--- Extracted data ---

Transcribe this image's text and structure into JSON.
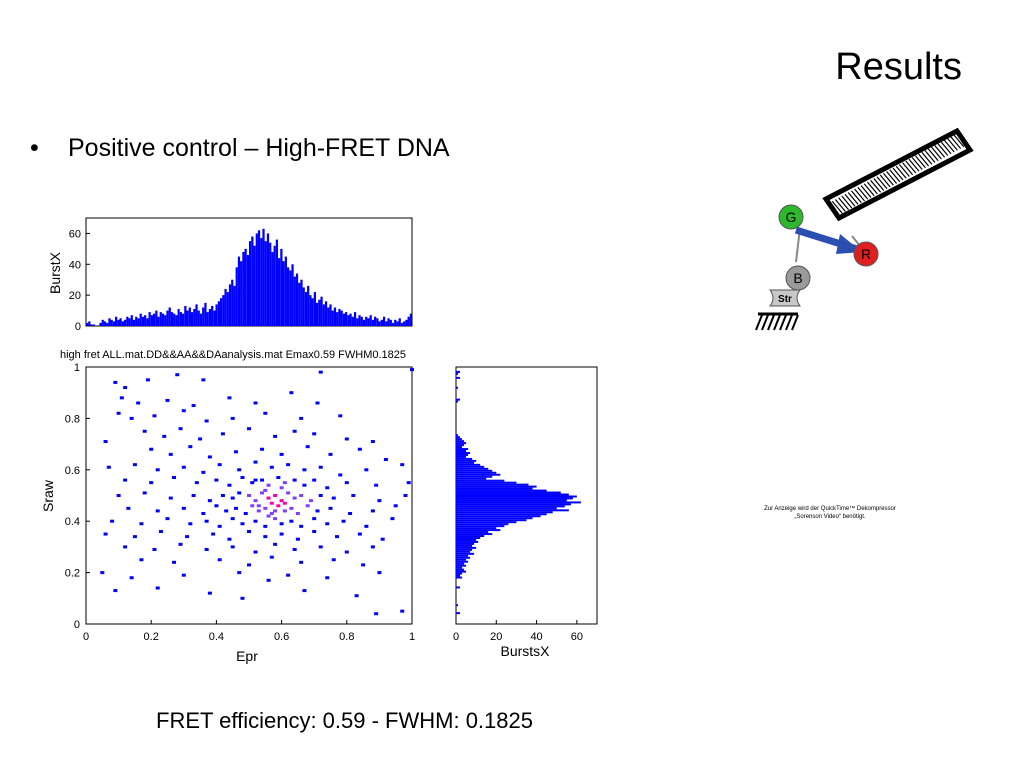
{
  "slide": {
    "title": "Results",
    "bullet_symbol": "•",
    "bullet_text": "Positive control – High-FRET DNA",
    "caption": "FRET efficiency: 0.59 - FWHM: 0.1825",
    "quicktime_note": "Zur Anzeige wird der QuickTime™ Dekompressor „Sorenson Video“ benötigt."
  },
  "diagram": {
    "labels": [
      "G",
      "R",
      "B",
      "Str"
    ],
    "colors": {
      "G": "#2db82d",
      "R": "#e02020",
      "B": "#9a9a9a",
      "arrow": "#2a4fb0"
    }
  },
  "chart_data": [
    {
      "type": "bar",
      "panel": "top-histogram",
      "ylabel": "BurstX",
      "ylim": [
        0,
        70
      ],
      "yticks": [
        0,
        20,
        40,
        60
      ],
      "xlim": [
        0,
        1
      ],
      "color": "#0000ff",
      "values": [
        2,
        3,
        1,
        1,
        0,
        0,
        2,
        4,
        3,
        2,
        5,
        4,
        3,
        6,
        4,
        5,
        3,
        4,
        6,
        5,
        7,
        4,
        6,
        5,
        8,
        6,
        7,
        5,
        9,
        7,
        8,
        10,
        6,
        9,
        8,
        7,
        10,
        12,
        9,
        8,
        7,
        11,
        9,
        8,
        13,
        10,
        12,
        9,
        11,
        14,
        10,
        8,
        12,
        15,
        9,
        11,
        13,
        10,
        14,
        16,
        18,
        20,
        24,
        22,
        27,
        30,
        26,
        38,
        45,
        42,
        48,
        50,
        46,
        55,
        58,
        52,
        60,
        62,
        57,
        63,
        55,
        60,
        54,
        48,
        52,
        56,
        44,
        50,
        42,
        45,
        38,
        36,
        40,
        32,
        34,
        28,
        30,
        25,
        22,
        26,
        20,
        18,
        22,
        15,
        17,
        19,
        14,
        16,
        12,
        14,
        10,
        12,
        9,
        11,
        10,
        8,
        9,
        7,
        8,
        6,
        9,
        5,
        7,
        6,
        4,
        6,
        5,
        7,
        4,
        6,
        5,
        3,
        4,
        6,
        3,
        5,
        4,
        2,
        4,
        3,
        5,
        2,
        3,
        4,
        6,
        8
      ]
    },
    {
      "type": "scatter",
      "panel": "main-2d-histogram",
      "title": "high fret ALL.mat.DD&&AA&&DAanalysis.mat Emax0.59 FWHM0.1825",
      "xlabel": "Epr",
      "ylabel": "Sraw",
      "xlim": [
        0,
        1
      ],
      "ylim": [
        0,
        1
      ],
      "xticks": [
        0,
        0.2,
        0.4,
        0.6,
        0.8,
        1
      ],
      "yticks": [
        0,
        0.2,
        0.4,
        0.6,
        0.8,
        1
      ],
      "center": {
        "x": 0.59,
        "y": 0.48
      },
      "point_colors": {
        "low": "#0000ff",
        "mid": "#7f3fff",
        "high": "#ff00aa"
      },
      "points": [
        [
          0.09,
          0.94
        ],
        [
          0.12,
          0.92
        ],
        [
          0.19,
          0.95
        ],
        [
          0.28,
          0.97
        ],
        [
          0.36,
          0.95
        ],
        [
          0.72,
          0.98
        ],
        [
          1.0,
          0.99
        ],
        [
          0.11,
          0.88
        ],
        [
          0.16,
          0.86
        ],
        [
          0.25,
          0.87
        ],
        [
          0.33,
          0.85
        ],
        [
          0.44,
          0.88
        ],
        [
          0.52,
          0.86
        ],
        [
          0.63,
          0.9
        ],
        [
          0.71,
          0.86
        ],
        [
          0.1,
          0.82
        ],
        [
          0.14,
          0.8
        ],
        [
          0.21,
          0.81
        ],
        [
          0.3,
          0.83
        ],
        [
          0.37,
          0.79
        ],
        [
          0.45,
          0.8
        ],
        [
          0.55,
          0.82
        ],
        [
          0.66,
          0.8
        ],
        [
          0.78,
          0.81
        ],
        [
          0.18,
          0.75
        ],
        [
          0.24,
          0.73
        ],
        [
          0.29,
          0.76
        ],
        [
          0.35,
          0.72
        ],
        [
          0.42,
          0.74
        ],
        [
          0.5,
          0.76
        ],
        [
          0.58,
          0.73
        ],
        [
          0.64,
          0.75
        ],
        [
          0.7,
          0.74
        ],
        [
          0.8,
          0.72
        ],
        [
          0.88,
          0.71
        ],
        [
          0.06,
          0.71
        ],
        [
          0.2,
          0.68
        ],
        [
          0.26,
          0.66
        ],
        [
          0.32,
          0.69
        ],
        [
          0.38,
          0.65
        ],
        [
          0.46,
          0.67
        ],
        [
          0.54,
          0.68
        ],
        [
          0.6,
          0.66
        ],
        [
          0.68,
          0.69
        ],
        [
          0.75,
          0.66
        ],
        [
          0.84,
          0.68
        ],
        [
          0.92,
          0.64
        ],
        [
          0.15,
          0.62
        ],
        [
          0.22,
          0.6
        ],
        [
          0.3,
          0.61
        ],
        [
          0.36,
          0.59
        ],
        [
          0.41,
          0.62
        ],
        [
          0.47,
          0.6
        ],
        [
          0.52,
          0.63
        ],
        [
          0.57,
          0.61
        ],
        [
          0.62,
          0.62
        ],
        [
          0.67,
          0.6
        ],
        [
          0.72,
          0.61
        ],
        [
          0.78,
          0.58
        ],
        [
          0.86,
          0.6
        ],
        [
          0.97,
          0.62
        ],
        [
          0.07,
          0.61
        ],
        [
          0.12,
          0.56
        ],
        [
          0.2,
          0.55
        ],
        [
          0.27,
          0.57
        ],
        [
          0.34,
          0.55
        ],
        [
          0.4,
          0.56
        ],
        [
          0.44,
          0.54
        ],
        [
          0.48,
          0.57
        ],
        [
          0.51,
          0.55
        ],
        [
          0.54,
          0.56
        ],
        [
          0.56,
          0.54
        ],
        [
          0.59,
          0.57
        ],
        [
          0.61,
          0.55
        ],
        [
          0.64,
          0.56
        ],
        [
          0.67,
          0.54
        ],
        [
          0.7,
          0.56
        ],
        [
          0.74,
          0.53
        ],
        [
          0.8,
          0.55
        ],
        [
          0.89,
          0.54
        ],
        [
          0.99,
          0.55
        ],
        [
          0.1,
          0.5
        ],
        [
          0.18,
          0.51
        ],
        [
          0.26,
          0.49
        ],
        [
          0.33,
          0.5
        ],
        [
          0.38,
          0.48
        ],
        [
          0.42,
          0.5
        ],
        [
          0.45,
          0.49
        ],
        [
          0.47,
          0.51
        ],
        [
          0.5,
          0.5
        ],
        [
          0.52,
          0.48
        ],
        [
          0.54,
          0.51
        ],
        [
          0.56,
          0.49
        ],
        [
          0.58,
          0.5
        ],
        [
          0.6,
          0.48
        ],
        [
          0.62,
          0.51
        ],
        [
          0.64,
          0.49
        ],
        [
          0.66,
          0.5
        ],
        [
          0.69,
          0.48
        ],
        [
          0.72,
          0.5
        ],
        [
          0.76,
          0.49
        ],
        [
          0.82,
          0.5
        ],
        [
          0.9,
          0.48
        ],
        [
          0.98,
          0.5
        ],
        [
          0.13,
          0.45
        ],
        [
          0.22,
          0.44
        ],
        [
          0.3,
          0.45
        ],
        [
          0.36,
          0.43
        ],
        [
          0.4,
          0.46
        ],
        [
          0.43,
          0.44
        ],
        [
          0.46,
          0.45
        ],
        [
          0.49,
          0.43
        ],
        [
          0.51,
          0.46
        ],
        [
          0.53,
          0.44
        ],
        [
          0.55,
          0.45
        ],
        [
          0.57,
          0.43
        ],
        [
          0.59,
          0.46
        ],
        [
          0.61,
          0.44
        ],
        [
          0.63,
          0.45
        ],
        [
          0.65,
          0.43
        ],
        [
          0.68,
          0.46
        ],
        [
          0.71,
          0.44
        ],
        [
          0.75,
          0.45
        ],
        [
          0.81,
          0.43
        ],
        [
          0.88,
          0.44
        ],
        [
          0.95,
          0.46
        ],
        [
          0.08,
          0.4
        ],
        [
          0.17,
          0.39
        ],
        [
          0.25,
          0.41
        ],
        [
          0.32,
          0.39
        ],
        [
          0.37,
          0.4
        ],
        [
          0.41,
          0.38
        ],
        [
          0.45,
          0.41
        ],
        [
          0.48,
          0.39
        ],
        [
          0.52,
          0.4
        ],
        [
          0.55,
          0.38
        ],
        [
          0.58,
          0.41
        ],
        [
          0.6,
          0.39
        ],
        [
          0.63,
          0.4
        ],
        [
          0.66,
          0.38
        ],
        [
          0.7,
          0.41
        ],
        [
          0.74,
          0.39
        ],
        [
          0.79,
          0.4
        ],
        [
          0.86,
          0.38
        ],
        [
          0.94,
          0.41
        ],
        [
          0.06,
          0.35
        ],
        [
          0.15,
          0.34
        ],
        [
          0.23,
          0.36
        ],
        [
          0.31,
          0.34
        ],
        [
          0.39,
          0.35
        ],
        [
          0.44,
          0.33
        ],
        [
          0.5,
          0.36
        ],
        [
          0.55,
          0.34
        ],
        [
          0.6,
          0.35
        ],
        [
          0.65,
          0.33
        ],
        [
          0.7,
          0.36
        ],
        [
          0.77,
          0.34
        ],
        [
          0.84,
          0.35
        ],
        [
          0.91,
          0.33
        ],
        [
          0.12,
          0.3
        ],
        [
          0.21,
          0.29
        ],
        [
          0.29,
          0.31
        ],
        [
          0.37,
          0.29
        ],
        [
          0.45,
          0.3
        ],
        [
          0.52,
          0.28
        ],
        [
          0.58,
          0.31
        ],
        [
          0.64,
          0.29
        ],
        [
          0.72,
          0.3
        ],
        [
          0.8,
          0.28
        ],
        [
          0.88,
          0.3
        ],
        [
          0.17,
          0.25
        ],
        [
          0.27,
          0.24
        ],
        [
          0.41,
          0.25
        ],
        [
          0.5,
          0.23
        ],
        [
          0.57,
          0.26
        ],
        [
          0.66,
          0.24
        ],
        [
          0.76,
          0.25
        ],
        [
          0.85,
          0.23
        ],
        [
          0.05,
          0.2
        ],
        [
          0.14,
          0.18
        ],
        [
          0.3,
          0.19
        ],
        [
          0.47,
          0.2
        ],
        [
          0.56,
          0.17
        ],
        [
          0.62,
          0.19
        ],
        [
          0.74,
          0.18
        ],
        [
          0.9,
          0.2
        ],
        [
          0.22,
          0.14
        ],
        [
          0.38,
          0.12
        ],
        [
          0.48,
          0.1
        ],
        [
          0.67,
          0.13
        ],
        [
          0.83,
          0.11
        ],
        [
          0.09,
          0.13
        ],
        [
          0.97,
          0.05
        ],
        [
          0.89,
          0.04
        ],
        [
          0.52,
          0.56
        ],
        [
          0.55,
          0.52
        ],
        [
          0.57,
          0.47
        ],
        [
          0.6,
          0.53
        ],
        [
          0.53,
          0.46
        ],
        [
          0.58,
          0.44
        ],
        [
          0.56,
          0.42
        ],
        [
          0.61,
          0.47
        ]
      ]
    },
    {
      "type": "bar",
      "orientation": "horizontal",
      "panel": "right-histogram",
      "xlabel": "BurstsX",
      "xlim": [
        0,
        70
      ],
      "xticks": [
        0,
        20,
        40,
        60
      ],
      "ylim": [
        0,
        1
      ],
      "color": "#0000ff",
      "values": [
        0,
        0,
        2,
        1,
        0,
        2,
        0,
        0,
        0,
        0,
        1,
        0,
        0,
        0,
        0,
        0,
        2,
        1,
        0,
        0,
        0,
        0,
        0,
        0,
        0,
        0,
        0,
        0,
        0,
        0,
        0,
        0,
        0,
        0,
        1,
        2,
        3,
        4,
        5,
        4,
        3,
        6,
        5,
        7,
        6,
        5,
        8,
        10,
        9,
        12,
        14,
        16,
        18,
        20,
        22,
        18,
        15,
        24,
        30,
        36,
        40,
        38,
        45,
        52,
        56,
        60,
        58,
        55,
        62,
        57,
        54,
        50,
        56,
        48,
        45,
        42,
        38,
        35,
        30,
        26,
        24,
        20,
        22,
        16,
        18,
        14,
        12,
        10,
        11,
        9,
        8,
        10,
        8,
        7,
        9,
        6,
        7,
        5,
        6,
        4,
        5,
        3,
        4,
        5,
        3,
        2,
        3,
        0,
        0,
        0,
        0,
        2,
        0,
        0,
        0,
        0,
        0,
        0,
        0,
        0,
        1,
        0,
        0,
        0,
        2,
        0,
        0,
        0,
        0,
        0
      ]
    }
  ]
}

---

Task directions
Search the data for the string "panel". List each line that has it.

Worked solution
      "panel": "top-histogram",
      "panel": "main-2d-histogram",
      "panel": "right-histogram",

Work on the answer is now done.